>> START

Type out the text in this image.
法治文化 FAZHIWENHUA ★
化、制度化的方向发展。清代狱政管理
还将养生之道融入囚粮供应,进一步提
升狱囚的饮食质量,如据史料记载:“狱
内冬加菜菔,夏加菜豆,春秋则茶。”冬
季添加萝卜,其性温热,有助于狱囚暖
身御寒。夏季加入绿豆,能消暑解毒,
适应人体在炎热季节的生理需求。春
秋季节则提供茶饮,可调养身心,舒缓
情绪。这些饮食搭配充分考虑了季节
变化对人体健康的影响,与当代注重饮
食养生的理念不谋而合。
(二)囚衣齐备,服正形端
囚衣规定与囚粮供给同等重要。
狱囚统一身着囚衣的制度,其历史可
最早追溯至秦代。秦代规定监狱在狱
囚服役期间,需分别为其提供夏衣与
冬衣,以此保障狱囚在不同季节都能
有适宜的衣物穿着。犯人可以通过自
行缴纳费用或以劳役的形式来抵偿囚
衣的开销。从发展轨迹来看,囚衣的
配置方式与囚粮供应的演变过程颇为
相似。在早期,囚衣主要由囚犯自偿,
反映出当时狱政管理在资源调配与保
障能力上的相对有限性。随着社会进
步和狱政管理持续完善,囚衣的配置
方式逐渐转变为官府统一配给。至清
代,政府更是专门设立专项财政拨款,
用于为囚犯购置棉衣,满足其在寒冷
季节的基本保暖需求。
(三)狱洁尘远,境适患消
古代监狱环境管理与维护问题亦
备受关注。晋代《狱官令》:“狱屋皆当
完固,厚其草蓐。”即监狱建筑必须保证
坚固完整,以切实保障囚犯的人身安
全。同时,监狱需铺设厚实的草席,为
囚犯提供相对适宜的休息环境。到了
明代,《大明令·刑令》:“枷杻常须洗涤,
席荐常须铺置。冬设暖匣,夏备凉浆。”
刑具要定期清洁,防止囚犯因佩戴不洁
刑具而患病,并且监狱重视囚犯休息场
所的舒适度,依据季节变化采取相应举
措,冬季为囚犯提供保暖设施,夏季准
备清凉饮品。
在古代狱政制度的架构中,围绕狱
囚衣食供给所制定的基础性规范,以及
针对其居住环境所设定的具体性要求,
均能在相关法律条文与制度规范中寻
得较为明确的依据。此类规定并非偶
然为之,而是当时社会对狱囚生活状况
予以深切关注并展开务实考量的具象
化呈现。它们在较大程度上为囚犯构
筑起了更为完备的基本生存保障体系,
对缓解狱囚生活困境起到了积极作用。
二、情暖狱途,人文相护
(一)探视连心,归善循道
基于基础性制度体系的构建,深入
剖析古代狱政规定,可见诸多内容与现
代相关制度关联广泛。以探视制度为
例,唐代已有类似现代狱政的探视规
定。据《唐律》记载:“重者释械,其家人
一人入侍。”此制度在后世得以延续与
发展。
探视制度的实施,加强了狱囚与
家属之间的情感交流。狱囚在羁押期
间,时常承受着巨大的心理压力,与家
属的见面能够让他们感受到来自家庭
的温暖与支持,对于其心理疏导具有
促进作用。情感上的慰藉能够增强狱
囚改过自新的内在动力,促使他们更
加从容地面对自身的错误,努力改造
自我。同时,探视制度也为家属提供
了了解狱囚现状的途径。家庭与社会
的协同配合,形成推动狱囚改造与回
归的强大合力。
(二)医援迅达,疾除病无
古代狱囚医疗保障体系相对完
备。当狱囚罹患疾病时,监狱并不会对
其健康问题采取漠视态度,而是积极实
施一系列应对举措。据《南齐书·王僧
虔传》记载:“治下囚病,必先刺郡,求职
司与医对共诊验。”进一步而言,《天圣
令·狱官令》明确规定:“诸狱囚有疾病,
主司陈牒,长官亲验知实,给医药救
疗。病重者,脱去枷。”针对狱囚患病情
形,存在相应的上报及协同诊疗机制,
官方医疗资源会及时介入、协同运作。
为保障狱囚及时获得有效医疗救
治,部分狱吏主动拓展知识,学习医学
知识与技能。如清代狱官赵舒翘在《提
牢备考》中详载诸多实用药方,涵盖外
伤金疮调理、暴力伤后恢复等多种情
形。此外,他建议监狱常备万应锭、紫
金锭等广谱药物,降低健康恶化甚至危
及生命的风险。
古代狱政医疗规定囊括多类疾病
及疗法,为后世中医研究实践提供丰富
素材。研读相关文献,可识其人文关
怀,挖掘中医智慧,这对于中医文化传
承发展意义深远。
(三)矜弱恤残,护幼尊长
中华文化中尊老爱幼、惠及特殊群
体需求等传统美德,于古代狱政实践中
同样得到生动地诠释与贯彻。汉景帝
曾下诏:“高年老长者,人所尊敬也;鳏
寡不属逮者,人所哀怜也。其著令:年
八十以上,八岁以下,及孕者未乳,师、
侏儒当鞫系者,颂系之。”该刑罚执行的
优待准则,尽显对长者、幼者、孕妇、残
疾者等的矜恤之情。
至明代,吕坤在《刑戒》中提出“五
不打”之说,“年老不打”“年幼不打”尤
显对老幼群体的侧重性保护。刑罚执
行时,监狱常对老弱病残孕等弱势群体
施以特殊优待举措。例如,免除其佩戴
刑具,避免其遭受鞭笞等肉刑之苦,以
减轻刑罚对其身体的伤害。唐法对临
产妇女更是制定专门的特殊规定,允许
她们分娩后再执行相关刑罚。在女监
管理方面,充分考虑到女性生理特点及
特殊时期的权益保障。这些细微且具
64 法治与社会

>> END

_YOUR TASK_
Retype the material above, line by line, exactly.

_TASK ANSWER_
Type out the text in this image.
法治文化 FAZHIWENHUA ★
化、制度化的方向发展。清代狱政管理
还将养生之道融入囚粮供应,进一步提
升狱囚的饮食质量,如据史料记载:“狱
内冬加菜菔,夏加菜豆,春秋则茶。”冬
季添加萝卜,其性温热,有助于狱囚暖
身御寒。夏季加入绿豆,能消暑解毒,
适应人体在炎热季节的生理需求。春
秋季节则提供茶饮,可调养身心,舒缓
情绪。这些饮食搭配充分考虑了季节
变化对人体健康的影响,与当代注重饮
食养生的理念不谋而合。
(二)囚衣齐备,服正形端
囚衣规定与囚粮供给同等重要。
狱囚统一身着囚衣的制度,其历史可
最早追溯至秦代。秦代规定监狱在狱
囚服役期间,需分别为其提供夏衣与
冬衣,以此保障狱囚在不同季节都能
有适宜的衣物穿着。犯人可以通过自
行缴纳费用或以劳役的形式来抵偿囚
衣的开销。从发展轨迹来看,囚衣的
配置方式与囚粮供应的演变过程颇为
相似。在早期,囚衣主要由囚犯自偿,
反映出当时狱政管理在资源调配与保
障能力上的相对有限性。随着社会进
步和狱政管理持续完善,囚衣的配置
方式逐渐转变为官府统一配给。至清
代,政府更是专门设立专项财政拨款,
用于为囚犯购置棉衣,满足其在寒冷
季节的基本保暖需求。
(三)狱洁尘远,境适患消
古代监狱环境管理与维护问题亦
备受关注。晋代《狱官令》:“狱屋皆当
完固,厚其草蓐。”即监狱建筑必须保证
坚固完整,以切实保障囚犯的人身安
全。同时,监狱需铺设厚实的草席,为
囚犯提供相对适宜的休息环境。到了
明代,《大明令·刑令》:“枷杻常须洗涤,
席荐常须铺置。冬设暖匣,夏备凉浆。”
刑具要定期清洁,防止囚犯因佩戴不洁
刑具而患病,并且监狱重视囚犯休息场
所的舒适度,依据季节变化采取相应举
措,冬季为囚犯提供保暖设施,夏季准
备清凉饮品。
在古代狱政制度的架构中,围绕狱
囚衣食供给所制定的基础性规范,以及
针对其居住环境所设定的具体性要求,
均能在相关法律条文与制度规范中寻
得较为明确的依据。此类规定并非偶
然为之,而是当时社会对狱囚生活状况
予以深切关注并展开务实考量的具象
化呈现。它们在较大程度上为囚犯构
筑起了更为完备的基本生存保障体系,
对缓解狱囚生活困境起到了积极作用。
二、情暖狱途,人文相护
(一)探视连心,归善循道
基于基础性制度体系的构建,深入
剖析古代狱政规定,可见诸多内容与现
代相关制度关联广泛。以探视制度为
例,唐代已有类似现代狱政的探视规
定。据《唐律》记载:“重者释械,其家人
一人入侍。”此制度在后世得以延续与
发展。
探视制度的实施,加强了狱囚与
家属之间的情感交流。狱囚在羁押期
间,时常承受着巨大的心理压力,与家
属的见面能够让他们感受到来自家庭
的温暖与支持,对于其心理疏导具有
促进作用。情感上的慰藉能够增强狱
囚改过自新的内在动力,促使他们更
加从容地面对自身的错误,努力改造
自我。同时,探视制度也为家属提供
了了解狱囚现状的途径。家庭与社会
的协同配合,形成推动狱囚改造与回
归的强大合力。
(二)医援迅达,疾除病无
古代狱囚医疗保障体系相对完
备。当狱囚罹患疾病时,监狱并不会对
其健康问题采取漠视态度,而是积极实
施一系列应对举措。据《南齐书·王僧
虔传》记载:“治下囚病,必先刺郡,求职
司与医对共诊验。”进一步而言,《天圣
令·狱官令》明确规定:“诸狱囚有疾病,
主司陈牒,长官亲验知实,给医药救
疗。病重者,脱去枷。”针对狱囚患病情
形,存在相应的上报及协同诊疗机制,
官方医疗资源会及时介入、协同运作。
为保障狱囚及时获得有效医疗救
治,部分狱吏主动拓展知识,学习医学
知识与技能。如清代狱官赵舒翘在《提
牢备考》中详载诸多实用药方,涵盖外
伤金疮调理、暴力伤后恢复等多种情
形。此外,他建议监狱常备万应锭、紫
金锭等广谱药物,降低健康恶化甚至危
及生命的风险。
古代狱政医疗规定囊括多类疾病
及疗法,为后世中医研究实践提供丰富
素材。研读相关文献,可识其人文关
怀,挖掘中医智慧,这对于中医文化传
承发展意义深远。
(三)矜弱恤残,护幼尊长
中华文化中尊老爱幼、惠及特殊群
体需求等传统美德,于古代狱政实践中
同样得到生动地诠释与贯彻。汉景帝
曾下诏:“高年老长者,人所尊敬也;鳏
寡不属逮者,人所哀怜也。其著令:年
八十以上,八岁以下,及孕者未乳,师、
侏儒当鞫系者,颂系之。”该刑罚执行的
优待准则,尽显对长者、幼者、孕妇、残
疾者等的矜恤之情。
至明代,吕坤在《刑戒》中提出“五
不打”之说,“年老不打”“年幼不打”尤
显对老幼群体的侧重性保护。刑罚执
行时,监狱常对老弱病残孕等弱势群体
施以特殊优待举措。例如,免除其佩戴
刑具,避免其遭受鞭笞等肉刑之苦,以
减轻刑罚对其身体的伤害。唐法对临
产妇女更是制定专门的特殊规定,允许
她们分娩后再执行相关刑罚。在女监
管理方面,充分考虑到女性生理特点及
特殊时期的权益保障。这些细微且具
64 法治与社会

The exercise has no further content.